**Direction:**
Reproduce each line exactly.

**Dataset:**
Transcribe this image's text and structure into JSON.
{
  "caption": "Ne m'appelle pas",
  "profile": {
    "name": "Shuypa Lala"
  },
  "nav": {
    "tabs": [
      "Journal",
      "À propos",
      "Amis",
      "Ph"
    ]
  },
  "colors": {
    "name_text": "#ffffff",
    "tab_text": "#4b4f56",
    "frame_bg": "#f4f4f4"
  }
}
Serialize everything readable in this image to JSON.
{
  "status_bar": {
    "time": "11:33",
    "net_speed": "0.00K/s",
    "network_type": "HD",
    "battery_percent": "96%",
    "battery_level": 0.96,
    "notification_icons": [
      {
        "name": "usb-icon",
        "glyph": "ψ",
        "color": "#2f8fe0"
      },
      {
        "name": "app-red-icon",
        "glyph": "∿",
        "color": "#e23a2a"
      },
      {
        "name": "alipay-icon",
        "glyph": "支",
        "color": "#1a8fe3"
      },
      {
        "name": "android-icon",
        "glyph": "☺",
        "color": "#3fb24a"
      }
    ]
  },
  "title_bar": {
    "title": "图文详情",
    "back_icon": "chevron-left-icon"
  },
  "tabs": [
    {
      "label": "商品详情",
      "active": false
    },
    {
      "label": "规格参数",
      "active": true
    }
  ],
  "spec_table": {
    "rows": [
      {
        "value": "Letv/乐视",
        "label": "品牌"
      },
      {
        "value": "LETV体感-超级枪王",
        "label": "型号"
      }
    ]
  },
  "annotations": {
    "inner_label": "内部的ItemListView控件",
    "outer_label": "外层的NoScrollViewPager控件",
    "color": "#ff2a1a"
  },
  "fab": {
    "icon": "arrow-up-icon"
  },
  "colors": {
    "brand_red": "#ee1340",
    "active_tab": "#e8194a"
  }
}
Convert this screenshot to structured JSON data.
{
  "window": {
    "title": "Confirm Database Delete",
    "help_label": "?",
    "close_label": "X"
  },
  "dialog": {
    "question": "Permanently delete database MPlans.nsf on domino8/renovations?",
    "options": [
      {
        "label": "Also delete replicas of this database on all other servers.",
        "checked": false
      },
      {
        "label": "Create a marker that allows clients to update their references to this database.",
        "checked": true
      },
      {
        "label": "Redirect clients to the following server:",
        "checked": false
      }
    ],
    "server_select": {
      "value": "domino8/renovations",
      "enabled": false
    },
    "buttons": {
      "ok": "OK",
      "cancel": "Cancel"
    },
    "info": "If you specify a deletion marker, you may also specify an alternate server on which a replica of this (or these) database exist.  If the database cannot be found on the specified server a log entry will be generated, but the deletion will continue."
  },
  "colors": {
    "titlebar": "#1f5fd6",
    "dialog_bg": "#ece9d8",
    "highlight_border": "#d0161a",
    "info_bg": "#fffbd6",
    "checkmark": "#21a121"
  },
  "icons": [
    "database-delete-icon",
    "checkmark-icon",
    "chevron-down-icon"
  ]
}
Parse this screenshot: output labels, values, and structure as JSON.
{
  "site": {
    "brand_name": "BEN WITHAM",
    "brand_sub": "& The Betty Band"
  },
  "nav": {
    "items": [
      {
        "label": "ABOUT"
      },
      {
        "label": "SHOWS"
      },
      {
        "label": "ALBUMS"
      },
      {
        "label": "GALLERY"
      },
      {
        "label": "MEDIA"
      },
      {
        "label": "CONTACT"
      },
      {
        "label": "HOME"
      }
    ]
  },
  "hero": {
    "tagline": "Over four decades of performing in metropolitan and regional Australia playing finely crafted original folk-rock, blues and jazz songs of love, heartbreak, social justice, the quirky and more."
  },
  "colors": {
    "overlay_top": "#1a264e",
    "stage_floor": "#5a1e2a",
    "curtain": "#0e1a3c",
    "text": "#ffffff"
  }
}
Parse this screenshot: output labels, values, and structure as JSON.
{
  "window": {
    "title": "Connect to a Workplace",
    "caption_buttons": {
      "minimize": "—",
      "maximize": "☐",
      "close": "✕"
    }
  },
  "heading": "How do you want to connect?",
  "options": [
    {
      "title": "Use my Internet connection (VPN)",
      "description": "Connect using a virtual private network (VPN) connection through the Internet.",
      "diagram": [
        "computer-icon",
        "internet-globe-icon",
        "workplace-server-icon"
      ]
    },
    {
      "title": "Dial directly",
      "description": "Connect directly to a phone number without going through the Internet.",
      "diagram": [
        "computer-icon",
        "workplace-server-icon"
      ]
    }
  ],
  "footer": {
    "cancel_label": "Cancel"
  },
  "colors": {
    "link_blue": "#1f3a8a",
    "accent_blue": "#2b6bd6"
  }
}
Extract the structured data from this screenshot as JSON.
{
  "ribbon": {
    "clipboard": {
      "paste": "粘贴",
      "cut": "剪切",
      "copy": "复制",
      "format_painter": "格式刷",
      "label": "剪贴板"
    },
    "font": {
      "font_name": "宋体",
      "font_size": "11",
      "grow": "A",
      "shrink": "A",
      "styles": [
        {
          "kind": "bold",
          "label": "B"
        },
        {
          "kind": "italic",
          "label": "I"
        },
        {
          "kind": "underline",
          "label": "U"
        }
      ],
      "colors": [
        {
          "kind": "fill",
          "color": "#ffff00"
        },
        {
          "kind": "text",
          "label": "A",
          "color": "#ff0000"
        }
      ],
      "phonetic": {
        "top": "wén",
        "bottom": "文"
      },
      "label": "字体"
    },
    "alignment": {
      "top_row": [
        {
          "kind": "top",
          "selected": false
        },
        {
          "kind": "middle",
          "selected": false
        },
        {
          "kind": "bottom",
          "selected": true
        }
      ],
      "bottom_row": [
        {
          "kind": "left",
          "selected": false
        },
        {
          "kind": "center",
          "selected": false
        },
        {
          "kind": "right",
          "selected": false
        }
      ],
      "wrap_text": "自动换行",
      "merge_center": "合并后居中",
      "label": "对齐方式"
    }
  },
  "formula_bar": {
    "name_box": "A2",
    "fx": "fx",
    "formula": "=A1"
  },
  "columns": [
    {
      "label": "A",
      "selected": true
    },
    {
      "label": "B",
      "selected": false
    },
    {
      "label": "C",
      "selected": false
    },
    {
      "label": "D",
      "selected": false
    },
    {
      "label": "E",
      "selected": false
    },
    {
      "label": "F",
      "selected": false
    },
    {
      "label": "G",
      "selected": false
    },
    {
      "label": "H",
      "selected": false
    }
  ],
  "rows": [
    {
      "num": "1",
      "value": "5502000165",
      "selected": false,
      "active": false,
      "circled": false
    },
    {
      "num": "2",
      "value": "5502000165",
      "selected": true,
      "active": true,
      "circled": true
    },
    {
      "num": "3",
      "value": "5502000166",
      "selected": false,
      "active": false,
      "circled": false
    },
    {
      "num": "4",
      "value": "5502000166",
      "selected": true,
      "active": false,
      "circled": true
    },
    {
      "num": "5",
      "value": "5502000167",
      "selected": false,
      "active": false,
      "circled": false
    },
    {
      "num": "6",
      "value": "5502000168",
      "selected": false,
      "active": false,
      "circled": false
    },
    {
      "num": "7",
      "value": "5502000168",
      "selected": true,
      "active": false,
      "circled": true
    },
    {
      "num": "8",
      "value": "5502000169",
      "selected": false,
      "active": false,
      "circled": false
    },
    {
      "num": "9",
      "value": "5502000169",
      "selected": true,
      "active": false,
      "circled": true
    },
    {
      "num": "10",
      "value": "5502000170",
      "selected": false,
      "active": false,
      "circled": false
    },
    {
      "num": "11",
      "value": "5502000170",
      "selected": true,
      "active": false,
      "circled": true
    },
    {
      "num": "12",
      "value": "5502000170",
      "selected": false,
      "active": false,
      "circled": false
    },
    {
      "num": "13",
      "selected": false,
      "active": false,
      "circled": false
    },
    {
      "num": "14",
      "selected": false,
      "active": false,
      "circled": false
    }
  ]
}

**Answer for the task:**
Transcribe this image's text and structure into JSON.
{
  "caption": "Ne m'appelle pas",
  "profile": {
    "name": "Shuypa Lala"
  },
  "nav": {
    "tabs": [
      "Journal",
      "À propos",
      "Amis",
      "Ph"
    ]
  },
  "colors": {
    "name_text": "#ffffff",
    "tab_text": "#4b4f56",
    "frame_bg": "#f4f4f4"
  }
}
Serialize everything readable in this image to JSON.
{
  "status_bar": {
    "time": "11:33",
    "net_speed": "0.00K/s",
    "network_type": "HD",
    "battery_percent": "96%",
    "battery_level": 0.96,
    "notification_icons": [
      {
        "name": "usb-icon",
        "glyph": "ψ",
        "color": "#2f8fe0"
      },
      {
        "name": "app-red-icon",
        "glyph": "∿",
        "color": "#e23a2a"
      },
      {
        "name": "alipay-icon",
        "glyph": "支",
        "color": "#1a8fe3"
      },
      {
        "name": "android-icon",
        "glyph": "☺",
        "color": "#3fb24a"
      }
    ]
  },
  "title_bar": {
    "title": "图文详情",
    "back_icon": "chevron-left-icon"
  },
  "tabs": [
    {
      "label": "商品详情",
      "active": false
    },
    {
      "label": "规格参数",
      "active": true
    }
  ],
  "spec_table": {
    "rows": [
      {
        "value": "Letv/乐视",
        "label": "品牌"
      },
      {
        "value": "LETV体感-超级枪王",
        "label": "型号"
      }
    ]
  },
  "annotations": {
    "inner_label": "内部的ItemListView控件",
    "outer_label": "外层的NoScrollViewPager控件",
    "color": "#ff2a1a"
  },
  "fab": {
    "icon": "arrow-up-icon"
  },
  "colors": {
    "brand_red": "#ee1340",
    "active_tab": "#e8194a"
  }
}
Convert this screenshot to structured JSON data.
{
  "window": {
    "title": "Confirm Database Delete",
    "help_label": "?",
    "close_label": "X"
  },
  "dialog": {
    "question": "Permanently delete database MPlans.nsf on domino8/renovations?",
    "options": [
      {
        "label": "Also delete replicas of this database on all other servers.",
        "checked": false
      },
      {
        "label": "Create a marker that allows clients to update their references to this database.",
        "checked": true
      },
      {
        "label": "Redirect clients to the following server:",
        "checked": false
      }
    ],
    "server_select": {
      "value": "domino8/renovations",
      "enabled": false
    },
    "buttons": {
      "ok": "OK",
      "cancel": "Cancel"
    },
    "info": "If you specify a deletion marker, you may also specify an alternate server on which a replica of this (or these) database exist.  If the database cannot be found on the specified server a log entry will be generated, but the deletion will continue."
  },
  "colors": {
    "titlebar": "#1f5fd6",
    "dialog_bg": "#ece9d8",
    "highlight_border": "#d0161a",
    "info_bg": "#fffbd6",
    "checkmark": "#21a121"
  },
  "icons": [
    "database-delete-icon",
    "checkmark-icon",
    "chevron-down-icon"
  ]
}
Parse this screenshot: output labels, values, and structure as JSON.
{
  "site": {
    "brand_name": "BEN WITHAM",
    "brand_sub": "& The Betty Band"
  },
  "nav": {
    "items": [
      {
        "label": "ABOUT"
      },
      {
        "label": "SHOWS"
      },
      {
        "label": "ALBUMS"
      },
      {
        "label": "GALLERY"
      },
      {
        "label": "MEDIA"
      },
      {
        "label": "CONTACT"
      },
      {
        "label": "HOME"
      }
    ]
  },
  "hero": {
    "tagline": "Over four decades of performing in metropolitan and regional Australia playing finely crafted original folk-rock, blues and jazz songs of love, heartbreak, social justice, the quirky and more."
  },
  "colors": {
    "overlay_top": "#1a264e",
    "stage_floor": "#5a1e2a",
    "curtain": "#0e1a3c",
    "text": "#ffffff"
  }
}
Parse this screenshot: output labels, values, and structure as JSON.
{
  "window": {
    "title": "Connect to a Workplace",
    "caption_buttons": {
      "minimize": "—",
      "maximize": "☐",
      "close": "✕"
    }
  },
  "heading": "How do you want to connect?",
  "options": [
    {
      "title": "Use my Internet connection (VPN)",
      "description": "Connect using a virtual private network (VPN) connection through the Internet.",
      "diagram": [
        "computer-icon",
        "internet-globe-icon",
        "workplace-server-icon"
      ]
    },
    {
      "title": "Dial directly",
      "description": "Connect directly to a phone number without going through the Internet.",
      "diagram": [
        "computer-icon",
        "workplace-server-icon"
      ]
    }
  ],
  "footer": {
    "cancel_label": "Cancel"
  },
  "colors": {
    "link_blue": "#1f3a8a",
    "accent_blue": "#2b6bd6"
  }
}
Extract the structured data from this screenshot as JSON.
{
  "ribbon": {
    "clipboard": {
      "paste": "粘贴",
      "cut": "剪切",
      "copy": "复制",
      "format_painter": "格式刷",
      "label": "剪贴板"
    },
    "font": {
      "font_name": "宋体",
      "font_size": "11",
      "grow": "A",
      "shrink": "A",
      "styles": [
        {
          "kind": "bold",
          "label": "B"
        },
        {
          "kind": "italic",
          "label": "I"
        },
        {
          "kind": "underline",
          "label": "U"
        }
      ],
      "colors": [
        {
          "kind": "fill",
          "color": "#ffff00"
        },
        {
          "kind": "text",
          "label": "A",
          "color": "#ff0000"
        }
      ],
      "phonetic": {
        "top": "wén",
        "bottom": "文"
      },
      "label": "字体"
    },
    "alignment": {
      "top_row": [
        {
          "kind": "top",
          "selected": false
        },
        {
          "kind": "middle",
          "selected": false
        },
        {
          "kind": "bottom",
          "selected": true
        }
      ],
      "bottom_row": [
        {
          "kind": "left",
          "selected": false
        },
        {
          "kind": "center",
          "selected": false
        },
        {
          "kind": "right",
          "selected": false
        }
      ],
      "wrap_text": "自动换行",
      "merge_center": "合并后居中",
      "label": "对齐方式"
    }
  },
  "formula_bar": {
    "name_box": "A2",
    "fx": "fx",
    "formula": "=A1"
  },
  "columns": [
    {
      "label": "A",
      "selected": true
    },
    {
      "label": "B",
      "selected": false
    },
    {
      "label": "C",
      "selected": false
    },
    {
      "label": "D",
      "selected": false
    },
    {
      "label": "E",
      "selected": false
    },
    {
      "label": "F",
      "selected": false
    },
    {
      "label": "G",
      "selected": false
    },
    {
      "label": "H",
      "selected": false
    }
  ],
  "rows": [
    {
      "num": "1",
      "value": "5502000165",
      "selected": false,
      "active": false,
      "circled": false
    },
    {
      "num": "2",
      "value": "5502000165",
      "selected": true,
      "active": true,
      "circled": true
    },
    {
      "num": "3",
      "value": "5502000166",
      "selected": false,
      "active": false,
      "circled": false
    },
    {
      "num": "4",
      "value": "5502000166",
      "selected": true,
      "active": false,
      "circled": true
    },
    {
      "num": "5",
      "value": "5502000167",
      "selected": false,
      "active": false,
      "circled": false
    },
    {
      "num": "6",
      "value": "5502000168",
      "selected": false,
      "active": false,
      "circled": false
    },
    {
      "num": "7",
      "value": "5502000168",
      "selected": true,
      "active": false,
      "circled": true
    },
    {
      "num": "8",
      "value": "5502000169",
      "selected": false,
      "active": false,
      "circled": false
    },
    {
      "num": "9",
      "value": "5502000169",
      "selected": true,
      "active": false,
      "circled": true
    },
    {
      "num": "10",
      "value": "5502000170",
      "selected": false,
      "active": false,
      "circled": false
    },
    {
      "num": "11",
      "value": "5502000170",
      "selected": true,
      "active": false,
      "circled": true
    },
    {
      "num": "12",
      "value": "5502000170",
      "selected": false,
      "active": false,
      "circled": false
    },
    {
      "num": "13",
      "selected": false,
      "active": false,
      "circled": false
    },
    {
      "num": "14",
      "selected": false,
      "active": false,
      "circled": false
    }
  ]
}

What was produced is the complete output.